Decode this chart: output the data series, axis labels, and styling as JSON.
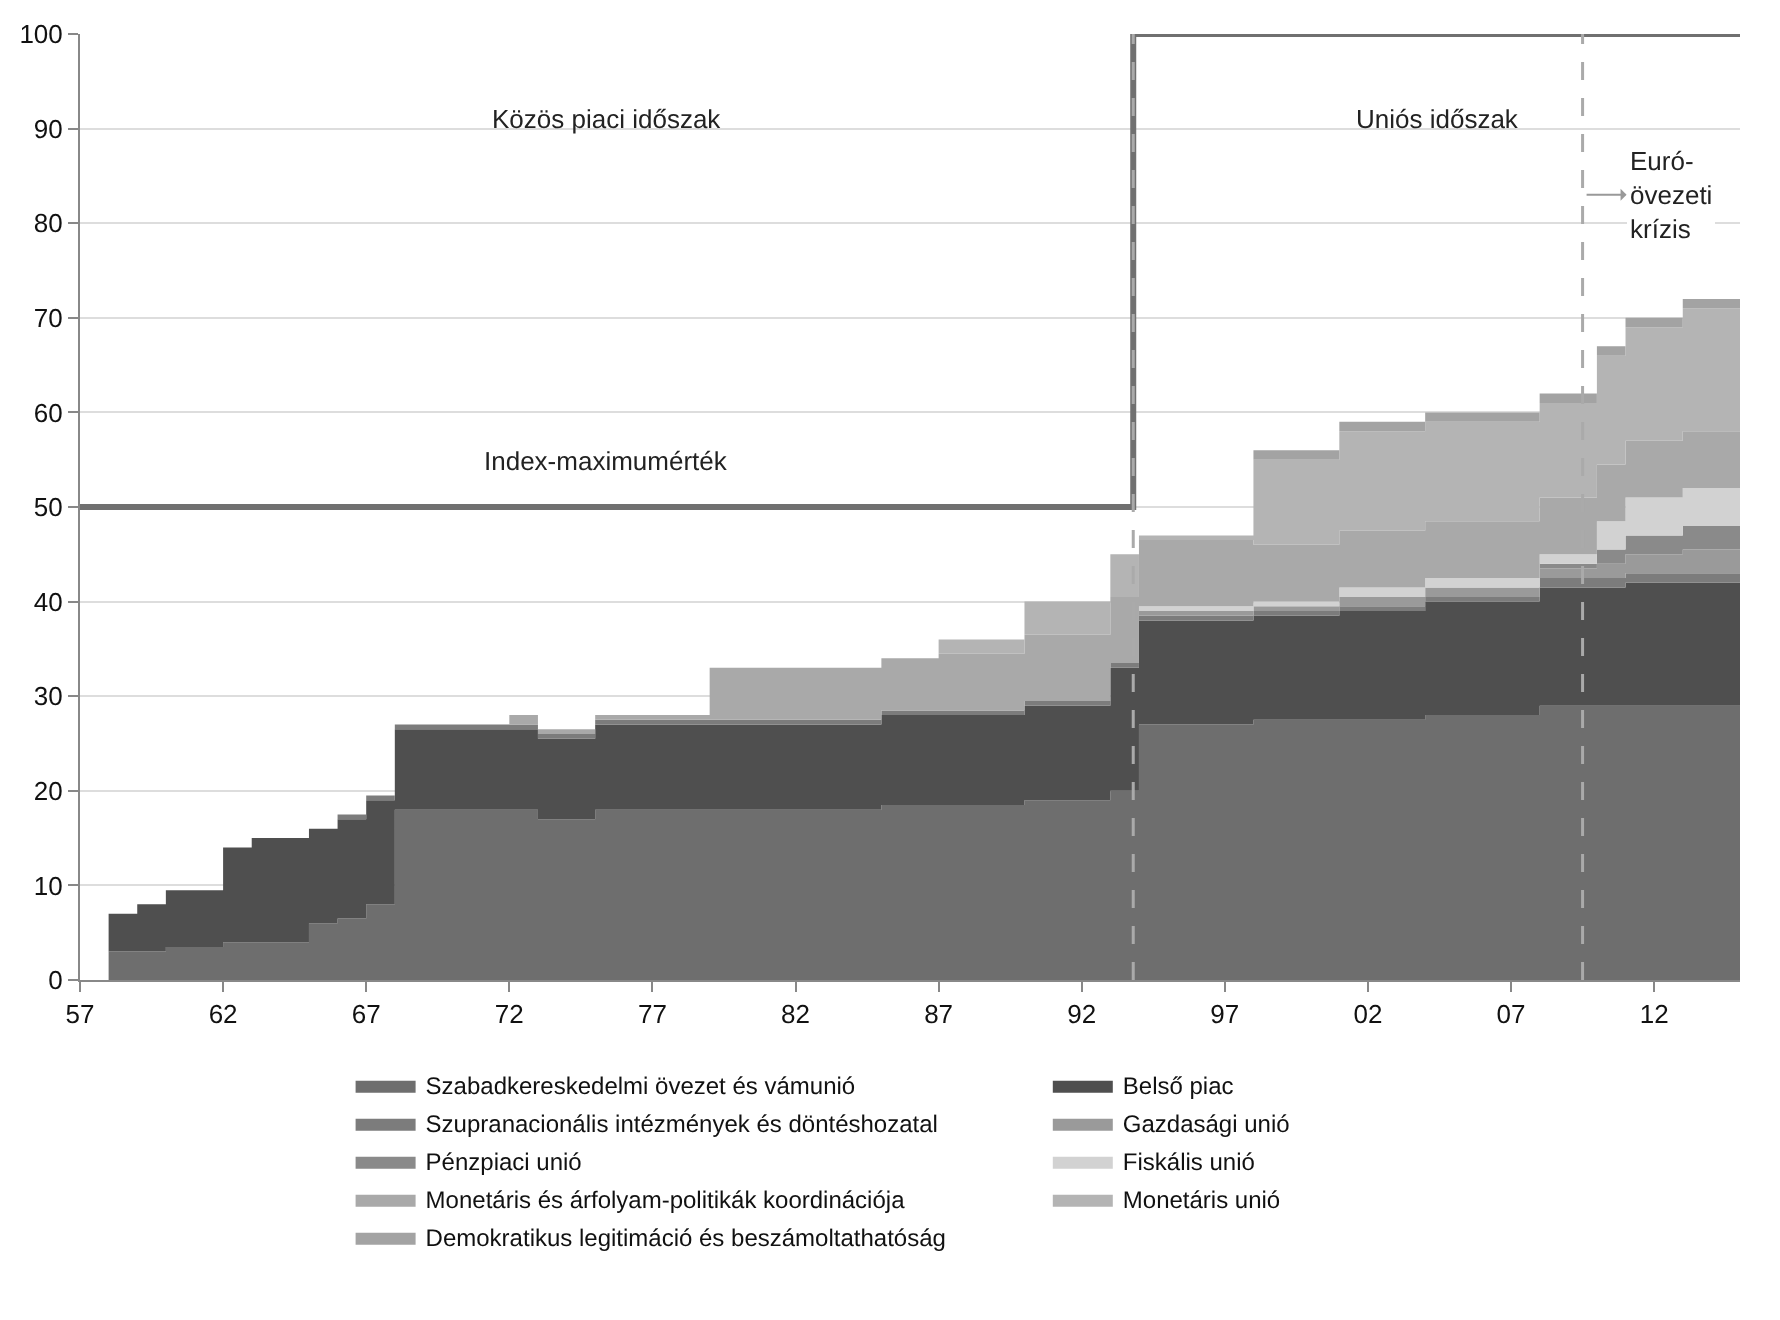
{
  "chart_data": {
    "type": "area",
    "stacked": true,
    "x": [
      1958,
      1959,
      1960,
      1962,
      1963,
      1965,
      1966,
      1967,
      1968,
      1972,
      1973,
      1975,
      1979,
      1985,
      1987,
      1990,
      1993,
      1994,
      1998,
      2001,
      2004,
      2008,
      2010,
      2011,
      2013,
      2015
    ],
    "series": [
      {
        "name": "Szabadkereskedelmi övezet és vámunió",
        "color": "#6e6e6e",
        "values": [
          3,
          3,
          3.5,
          4,
          4,
          6,
          6.5,
          8,
          18,
          18,
          17,
          18,
          18,
          18.5,
          18.5,
          19,
          20,
          27,
          27.5,
          27.5,
          28,
          29,
          29,
          29,
          29,
          29
        ]
      },
      {
        "name": "Belső piac",
        "color": "#4f4f4f",
        "values": [
          4,
          5,
          6,
          10,
          11,
          10,
          10.5,
          11,
          8.5,
          8.5,
          8.5,
          9,
          9,
          9.5,
          9.5,
          10,
          13,
          11,
          11,
          11.5,
          12,
          12.5,
          12.5,
          13,
          13,
          13
        ]
      },
      {
        "name": "Szupranacionális intézmények és döntéshozatal",
        "color": "#7c7c7c",
        "values": [
          0,
          0,
          0,
          0,
          0,
          0,
          0.5,
          0.5,
          0.5,
          0.5,
          0.5,
          0.5,
          0.5,
          0.5,
          0.5,
          0.5,
          0.5,
          0.5,
          0.5,
          0.5,
          0.5,
          1,
          1,
          1,
          1,
          1
        ]
      },
      {
        "name": "Gazdasági unió",
        "color": "#9a9a9a",
        "values": [
          0,
          0,
          0,
          0,
          0,
          0,
          0,
          0,
          0,
          0,
          0,
          0,
          0,
          0,
          0,
          0,
          0,
          0.5,
          0.5,
          1,
          1,
          1,
          1.5,
          2,
          2.5,
          3
        ]
      },
      {
        "name": "Pénzpiaci unió",
        "color": "#8a8a8a",
        "values": [
          0,
          0,
          0,
          0,
          0,
          0,
          0,
          0,
          0,
          0,
          0,
          0,
          0,
          0,
          0,
          0,
          0,
          0,
          0,
          0,
          0,
          0.5,
          1.5,
          2,
          2.5,
          3
        ]
      },
      {
        "name": "Fiskális unió",
        "color": "#d2d2d2",
        "values": [
          0,
          0,
          0,
          0,
          0,
          0,
          0,
          0,
          0,
          0,
          0,
          0,
          0,
          0,
          0,
          0,
          0,
          0.5,
          0.5,
          1,
          1,
          1,
          3,
          4,
          4,
          5
        ]
      },
      {
        "name": "Monetáris és árfolyam-politikák koordinációja",
        "color": "#a9a9a9",
        "values": [
          0,
          0,
          0,
          0,
          0,
          0,
          0,
          0,
          0,
          1,
          0.5,
          0.5,
          5.5,
          5.5,
          6,
          7,
          7,
          7,
          6,
          6,
          6,
          6,
          6,
          6,
          6,
          6
        ]
      },
      {
        "name": "Monetáris unió",
        "color": "#b4b4b4",
        "values": [
          0,
          0,
          0,
          0,
          0,
          0,
          0,
          0,
          0,
          0,
          0,
          0,
          0,
          0,
          1.5,
          3.5,
          4.5,
          0.5,
          9,
          10.5,
          10.5,
          10,
          11.5,
          12,
          13,
          15
        ]
      },
      {
        "name": "Demokratikus legitimáció és beszámoltathatóság",
        "color": "#a3a3a3",
        "values": [
          0,
          0,
          0,
          0,
          0,
          0,
          0,
          0,
          0,
          0,
          0,
          0,
          0,
          0,
          0,
          0,
          0,
          0,
          1,
          1,
          1,
          1,
          1,
          1,
          1,
          1
        ]
      },
      {
        "name": "Index-maximumérték",
        "type": "step",
        "color": "#707070",
        "x": [
          1957,
          1993.8,
          2015
        ],
        "values": [
          50,
          100,
          100
        ]
      }
    ],
    "ref_lines": [
      {
        "axis": "x",
        "value": 1993.8,
        "label": null,
        "color": "#aaaaaa",
        "line_style": "dashed"
      },
      {
        "axis": "x",
        "value": 2009.5,
        "label": "Euró-\növezeti\nkrízis",
        "color": "#aaaaaa",
        "line_style": "dashed"
      }
    ],
    "annotations": [
      "Közös piaci időszak",
      "Uniós időszak"
    ],
    "xlim": [
      1957,
      2015
    ],
    "xticks": [
      {
        "value": 1957,
        "label": "57"
      },
      {
        "value": 1962,
        "label": "62"
      },
      {
        "value": 1967,
        "label": "67"
      },
      {
        "value": 1972,
        "label": "72"
      },
      {
        "value": 1977,
        "label": "77"
      },
      {
        "value": 1982,
        "label": "82"
      },
      {
        "value": 1987,
        "label": "87"
      },
      {
        "value": 1992,
        "label": "92"
      },
      {
        "value": 1997,
        "label": "97"
      },
      {
        "value": 2002,
        "label": "02"
      },
      {
        "value": 2007,
        "label": "07"
      },
      {
        "value": 2012,
        "label": "12"
      }
    ],
    "ylim": [
      0,
      100
    ],
    "yticks": [
      0,
      10,
      20,
      30,
      40,
      50,
      60,
      70,
      80,
      90,
      100
    ],
    "grid": "y",
    "legend": "bottom"
  }
}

────────────────────────────────────────

Task directions:
Search the data above for the string "Monetáris" and copy each line that has it.

Full solution:
        "name": "Monetáris és árfolyam-politikák koordinációja",
        "name": "Monetáris unió",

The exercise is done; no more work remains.